-- The records --
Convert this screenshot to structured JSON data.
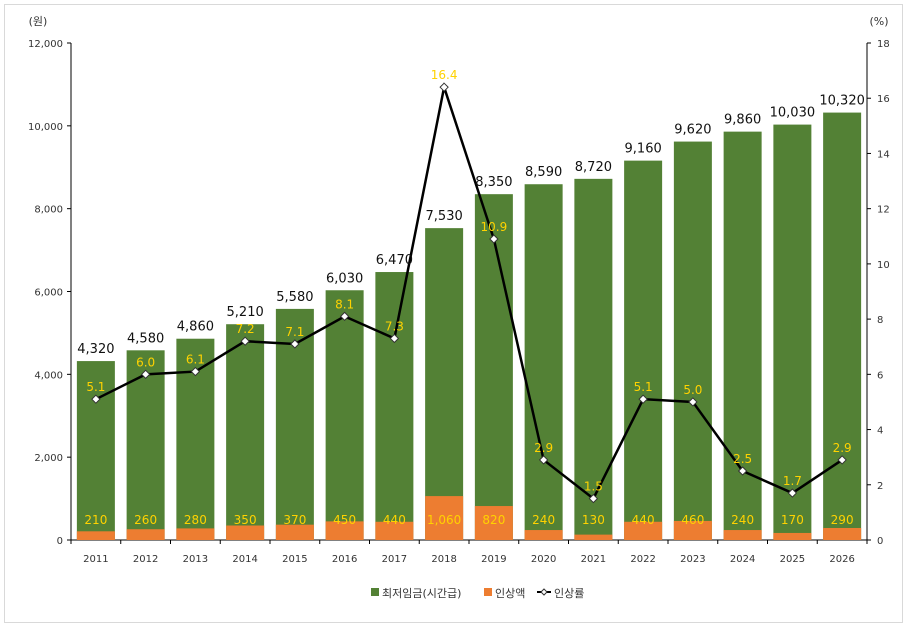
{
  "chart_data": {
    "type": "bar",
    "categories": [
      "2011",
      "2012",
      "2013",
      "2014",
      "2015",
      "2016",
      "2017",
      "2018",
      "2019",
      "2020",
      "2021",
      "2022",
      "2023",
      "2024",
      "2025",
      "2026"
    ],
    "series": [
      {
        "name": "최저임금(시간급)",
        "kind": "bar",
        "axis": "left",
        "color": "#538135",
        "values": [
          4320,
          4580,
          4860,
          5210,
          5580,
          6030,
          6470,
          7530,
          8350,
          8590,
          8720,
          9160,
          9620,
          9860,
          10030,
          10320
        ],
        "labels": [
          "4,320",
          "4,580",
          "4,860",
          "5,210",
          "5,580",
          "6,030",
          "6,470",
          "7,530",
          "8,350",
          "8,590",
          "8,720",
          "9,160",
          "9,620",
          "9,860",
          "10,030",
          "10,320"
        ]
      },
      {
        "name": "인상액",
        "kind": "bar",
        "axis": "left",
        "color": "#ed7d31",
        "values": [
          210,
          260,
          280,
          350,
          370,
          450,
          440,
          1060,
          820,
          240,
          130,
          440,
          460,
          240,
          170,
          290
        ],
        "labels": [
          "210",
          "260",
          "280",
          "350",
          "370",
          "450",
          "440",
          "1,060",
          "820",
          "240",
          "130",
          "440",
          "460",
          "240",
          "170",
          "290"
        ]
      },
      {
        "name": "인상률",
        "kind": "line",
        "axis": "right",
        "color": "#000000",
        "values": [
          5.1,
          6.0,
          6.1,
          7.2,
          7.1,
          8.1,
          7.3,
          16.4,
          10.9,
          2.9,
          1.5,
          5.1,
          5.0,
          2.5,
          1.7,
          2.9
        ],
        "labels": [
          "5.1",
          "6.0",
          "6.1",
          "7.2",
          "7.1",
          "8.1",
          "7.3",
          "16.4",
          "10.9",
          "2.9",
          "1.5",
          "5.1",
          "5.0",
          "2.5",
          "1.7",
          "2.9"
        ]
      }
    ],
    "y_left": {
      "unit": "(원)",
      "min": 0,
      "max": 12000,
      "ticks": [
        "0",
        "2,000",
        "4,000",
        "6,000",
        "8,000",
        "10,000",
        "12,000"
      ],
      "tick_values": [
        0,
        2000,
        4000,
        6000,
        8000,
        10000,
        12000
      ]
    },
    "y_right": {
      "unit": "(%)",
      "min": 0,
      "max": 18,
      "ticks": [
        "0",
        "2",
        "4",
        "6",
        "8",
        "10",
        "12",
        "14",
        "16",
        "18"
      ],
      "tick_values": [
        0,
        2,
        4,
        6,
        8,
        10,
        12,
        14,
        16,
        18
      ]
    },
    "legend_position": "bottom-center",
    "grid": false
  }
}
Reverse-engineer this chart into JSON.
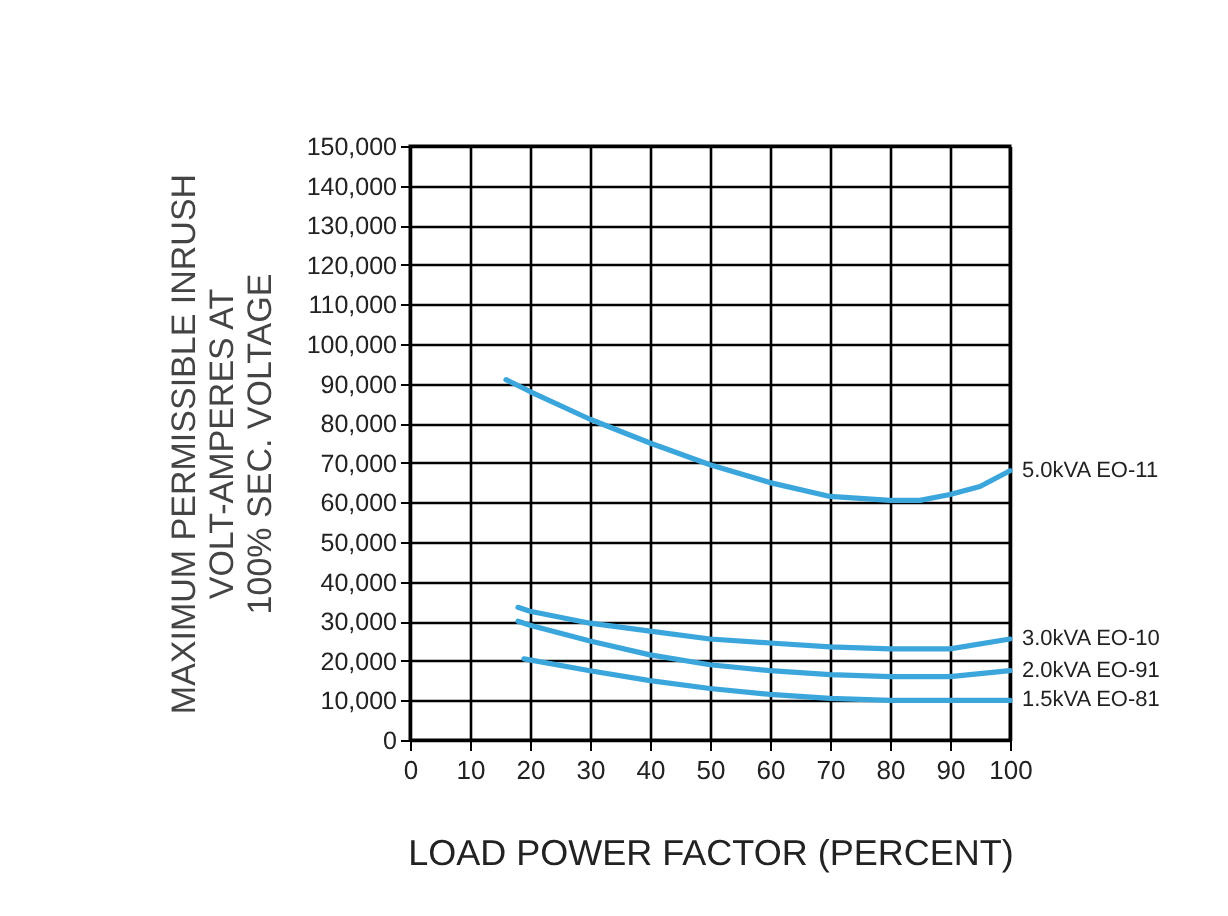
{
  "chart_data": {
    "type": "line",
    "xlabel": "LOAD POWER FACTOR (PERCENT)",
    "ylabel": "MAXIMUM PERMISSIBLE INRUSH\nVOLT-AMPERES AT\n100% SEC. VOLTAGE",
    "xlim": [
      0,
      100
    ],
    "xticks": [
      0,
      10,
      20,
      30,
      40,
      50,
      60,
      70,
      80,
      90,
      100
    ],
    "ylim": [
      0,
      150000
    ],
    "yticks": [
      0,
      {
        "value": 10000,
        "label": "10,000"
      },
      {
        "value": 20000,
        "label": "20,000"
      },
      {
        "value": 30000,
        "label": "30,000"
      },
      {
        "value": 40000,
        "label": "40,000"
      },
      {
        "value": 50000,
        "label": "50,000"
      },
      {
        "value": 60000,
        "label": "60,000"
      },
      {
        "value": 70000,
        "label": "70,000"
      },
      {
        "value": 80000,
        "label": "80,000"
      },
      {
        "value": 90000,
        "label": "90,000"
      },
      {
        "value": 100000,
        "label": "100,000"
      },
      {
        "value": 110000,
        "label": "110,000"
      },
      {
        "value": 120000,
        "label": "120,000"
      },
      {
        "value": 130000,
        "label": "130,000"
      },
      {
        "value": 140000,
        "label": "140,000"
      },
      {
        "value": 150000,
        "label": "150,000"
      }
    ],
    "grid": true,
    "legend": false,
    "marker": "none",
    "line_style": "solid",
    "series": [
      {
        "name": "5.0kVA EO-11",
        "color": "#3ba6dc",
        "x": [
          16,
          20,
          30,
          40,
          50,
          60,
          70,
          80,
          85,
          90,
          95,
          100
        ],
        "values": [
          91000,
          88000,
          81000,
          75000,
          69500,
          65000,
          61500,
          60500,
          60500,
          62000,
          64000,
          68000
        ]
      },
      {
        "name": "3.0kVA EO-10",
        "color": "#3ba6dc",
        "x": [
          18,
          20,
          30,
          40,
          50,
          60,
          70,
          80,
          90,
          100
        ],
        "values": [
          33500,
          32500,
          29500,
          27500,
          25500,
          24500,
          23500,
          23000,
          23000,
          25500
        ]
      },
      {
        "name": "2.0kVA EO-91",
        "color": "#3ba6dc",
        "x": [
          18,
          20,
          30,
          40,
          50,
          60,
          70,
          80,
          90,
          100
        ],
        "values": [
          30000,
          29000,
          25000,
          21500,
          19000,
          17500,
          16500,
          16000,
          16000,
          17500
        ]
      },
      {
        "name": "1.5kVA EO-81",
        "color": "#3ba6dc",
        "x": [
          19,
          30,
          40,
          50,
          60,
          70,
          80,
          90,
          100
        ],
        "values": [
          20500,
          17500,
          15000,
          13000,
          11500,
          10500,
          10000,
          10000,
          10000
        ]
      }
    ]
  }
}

-- Problem description --
Copy out all lines where the word "name" appears.

-- Result --
        "name": "최저임금(시간급)",
        "name": "인상액",
        "name": "인상률",
        "name": "5.0kVA EO-11",
        "name": "3.0kVA EO-10",
        "name": "2.0kVA EO-91",
        "name": "1.5kVA EO-81",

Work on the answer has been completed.